**Task statement:** Return the listing word for word, as given.

**Data section:**
* BEGIN *
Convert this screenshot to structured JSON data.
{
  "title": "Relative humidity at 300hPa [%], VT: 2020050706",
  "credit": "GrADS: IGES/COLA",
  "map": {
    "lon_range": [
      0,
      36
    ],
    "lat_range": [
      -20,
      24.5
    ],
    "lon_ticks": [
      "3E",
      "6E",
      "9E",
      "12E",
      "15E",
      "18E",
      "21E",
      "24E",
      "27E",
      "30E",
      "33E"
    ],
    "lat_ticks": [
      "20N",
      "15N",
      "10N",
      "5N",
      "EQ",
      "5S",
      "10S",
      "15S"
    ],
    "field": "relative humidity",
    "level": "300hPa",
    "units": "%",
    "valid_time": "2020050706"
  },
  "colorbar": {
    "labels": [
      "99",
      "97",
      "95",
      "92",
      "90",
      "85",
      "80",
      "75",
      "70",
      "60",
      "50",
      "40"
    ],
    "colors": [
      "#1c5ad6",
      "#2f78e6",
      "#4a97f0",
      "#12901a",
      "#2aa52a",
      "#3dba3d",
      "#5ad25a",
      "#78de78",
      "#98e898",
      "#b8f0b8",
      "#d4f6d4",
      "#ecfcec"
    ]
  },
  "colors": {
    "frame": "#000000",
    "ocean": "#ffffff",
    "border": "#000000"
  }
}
* END *
**Task result:**
Convert this screenshot to structured JSON data.
{
  "title": "Relative humidity at 300hPa [%], VT: 2020050706",
  "credit": "GrADS: IGES/COLA",
  "map": {
    "lon_range": [
      0,
      36
    ],
    "lat_range": [
      -20,
      24.5
    ],
    "lon_ticks": [
      "3E",
      "6E",
      "9E",
      "12E",
      "15E",
      "18E",
      "21E",
      "24E",
      "27E",
      "30E",
      "33E"
    ],
    "lat_ticks": [
      "20N",
      "15N",
      "10N",
      "5N",
      "EQ",
      "5S",
      "10S",
      "15S"
    ],
    "field": "relative humidity",
    "level": "300hPa",
    "units": "%",
    "valid_time": "2020050706"
  },
  "colorbar": {
    "labels": [
      "99",
      "97",
      "95",
      "92",
      "90",
      "85",
      "80",
      "75",
      "70",
      "60",
      "50",
      "40"
    ],
    "colors": [
      "#1c5ad6",
      "#2f78e6",
      "#4a97f0",
      "#12901a",
      "#2aa52a",
      "#3dba3d",
      "#5ad25a",
      "#78de78",
      "#98e898",
      "#b8f0b8",
      "#d4f6d4",
      "#ecfcec"
    ]
  },
  "colors": {
    "frame": "#000000",
    "ocean": "#ffffff",
    "border": "#000000"
  }
}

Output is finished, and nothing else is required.